### WRITTEN TASK:
Leave out the pictures and copy every record exactly.

### DATA PROVIDED:

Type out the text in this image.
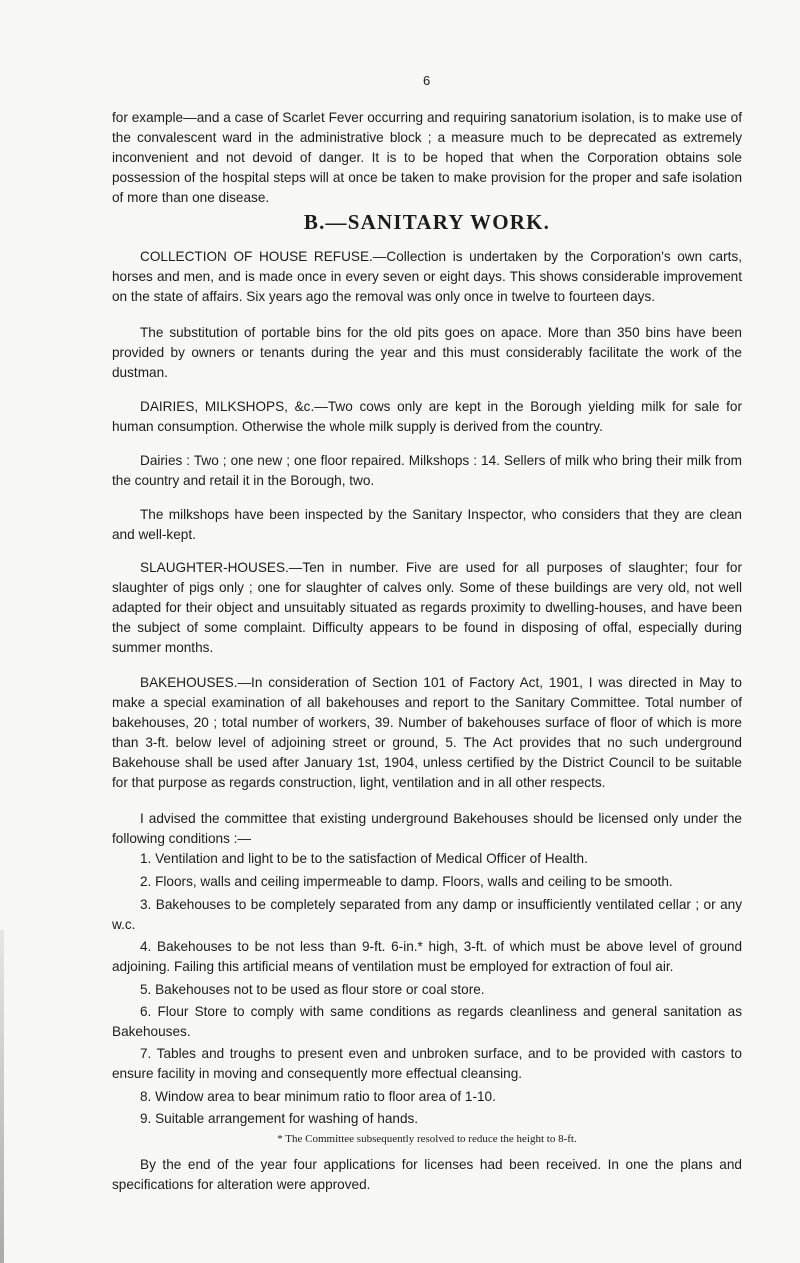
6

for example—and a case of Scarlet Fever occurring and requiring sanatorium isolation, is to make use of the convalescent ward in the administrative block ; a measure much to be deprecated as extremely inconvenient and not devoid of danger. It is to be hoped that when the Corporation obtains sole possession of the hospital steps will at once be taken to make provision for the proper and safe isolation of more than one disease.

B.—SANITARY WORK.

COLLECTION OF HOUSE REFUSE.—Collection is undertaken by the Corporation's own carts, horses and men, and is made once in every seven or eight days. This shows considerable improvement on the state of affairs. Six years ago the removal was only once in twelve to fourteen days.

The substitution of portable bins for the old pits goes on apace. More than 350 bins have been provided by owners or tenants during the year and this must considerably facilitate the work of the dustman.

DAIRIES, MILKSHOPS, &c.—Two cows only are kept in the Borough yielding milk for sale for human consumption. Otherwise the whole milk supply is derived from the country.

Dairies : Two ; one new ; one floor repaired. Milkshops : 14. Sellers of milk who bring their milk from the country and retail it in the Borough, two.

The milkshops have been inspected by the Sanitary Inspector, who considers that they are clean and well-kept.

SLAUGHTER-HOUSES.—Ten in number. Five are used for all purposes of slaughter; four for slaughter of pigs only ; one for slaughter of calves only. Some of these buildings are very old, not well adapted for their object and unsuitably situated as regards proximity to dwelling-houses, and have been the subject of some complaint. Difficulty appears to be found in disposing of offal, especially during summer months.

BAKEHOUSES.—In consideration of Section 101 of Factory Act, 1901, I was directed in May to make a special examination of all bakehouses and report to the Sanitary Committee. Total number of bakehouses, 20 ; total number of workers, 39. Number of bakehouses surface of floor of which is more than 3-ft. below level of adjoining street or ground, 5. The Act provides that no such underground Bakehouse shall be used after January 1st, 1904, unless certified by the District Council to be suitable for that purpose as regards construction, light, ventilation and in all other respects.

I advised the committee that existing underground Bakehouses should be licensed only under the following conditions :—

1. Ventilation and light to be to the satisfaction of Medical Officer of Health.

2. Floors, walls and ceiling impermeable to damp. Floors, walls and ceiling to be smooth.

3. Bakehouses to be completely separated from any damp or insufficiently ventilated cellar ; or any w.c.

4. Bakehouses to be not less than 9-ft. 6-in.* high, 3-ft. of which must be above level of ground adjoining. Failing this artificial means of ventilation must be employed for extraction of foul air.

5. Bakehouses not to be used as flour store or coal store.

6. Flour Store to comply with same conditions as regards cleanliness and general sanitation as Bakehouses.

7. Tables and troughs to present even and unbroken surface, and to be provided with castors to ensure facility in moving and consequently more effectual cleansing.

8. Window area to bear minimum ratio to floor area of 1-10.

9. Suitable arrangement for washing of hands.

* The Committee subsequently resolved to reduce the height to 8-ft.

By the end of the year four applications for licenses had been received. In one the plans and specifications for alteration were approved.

### FULL SOLUTION:
Type out the text in this image.
6

for example—and a case of Scarlet Fever occurring and requiring sanatorium isolation, is to make use of the convalescent ward in the administrative block ; a measure much to be deprecated as extremely inconvenient and not devoid of danger. It is to be hoped that when the Corporation obtains sole possession of the hospital steps will at once be taken to make provision for the proper and safe isolation of more than one disease.

B.—SANITARY WORK.

COLLECTION OF HOUSE REFUSE.—Collection is undertaken by the Corporation's own carts, horses and men, and is made once in every seven or eight days. This shows considerable improvement on the state of affairs. Six years ago the removal was only once in twelve to fourteen days.

The substitution of portable bins for the old pits goes on apace. More than 350 bins have been provided by owners or tenants during the year and this must considerably facilitate the work of the dustman.

DAIRIES, MILKSHOPS, &c.—Two cows only are kept in the Borough yielding milk for sale for human consumption. Otherwise the whole milk supply is derived from the country.

Dairies : Two ; one new ; one floor repaired. Milkshops : 14. Sellers of milk who bring their milk from the country and retail it in the Borough, two.

The milkshops have been inspected by the Sanitary Inspector, who considers that they are clean and well-kept.

SLAUGHTER-HOUSES.—Ten in number. Five are used for all purposes of slaughter; four for slaughter of pigs only ; one for slaughter of calves only. Some of these buildings are very old, not well adapted for their object and unsuitably situated as regards proximity to dwelling-houses, and have been the subject of some complaint. Difficulty appears to be found in disposing of offal, especially during summer months.

BAKEHOUSES.—In consideration of Section 101 of Factory Act, 1901, I was directed in May to make a special examination of all bakehouses and report to the Sanitary Committee. Total number of bakehouses, 20 ; total number of workers, 39. Number of bakehouses surface of floor of which is more than 3-ft. below level of adjoining street or ground, 5. The Act provides that no such underground Bakehouse shall be used after January 1st, 1904, unless certified by the District Council to be suitable for that purpose as regards construction, light, ventilation and in all other respects.

I advised the committee that existing underground Bakehouses should be licensed only under the following conditions :—

1. Ventilation and light to be to the satisfaction of Medical Officer of Health.

2. Floors, walls and ceiling impermeable to damp. Floors, walls and ceiling to be smooth.

3. Bakehouses to be completely separated from any damp or insufficiently ventilated cellar ; or any w.c.

4. Bakehouses to be not less than 9-ft. 6-in.* high, 3-ft. of which must be above level of ground adjoining. Failing this artificial means of ventilation must be employed for extraction of foul air.

5. Bakehouses not to be used as flour store or coal store.

6. Flour Store to comply with same conditions as regards cleanliness and general sanitation as Bakehouses.

7. Tables and troughs to present even and unbroken surface, and to be provided with castors to ensure facility in moving and consequently more effectual cleansing.

8. Window area to bear minimum ratio to floor area of 1-10.

9. Suitable arrangement for washing of hands.

* The Committee subsequently resolved to reduce the height to 8-ft.

By the end of the year four applications for licenses had been received. In one the plans and specifications for alteration were approved.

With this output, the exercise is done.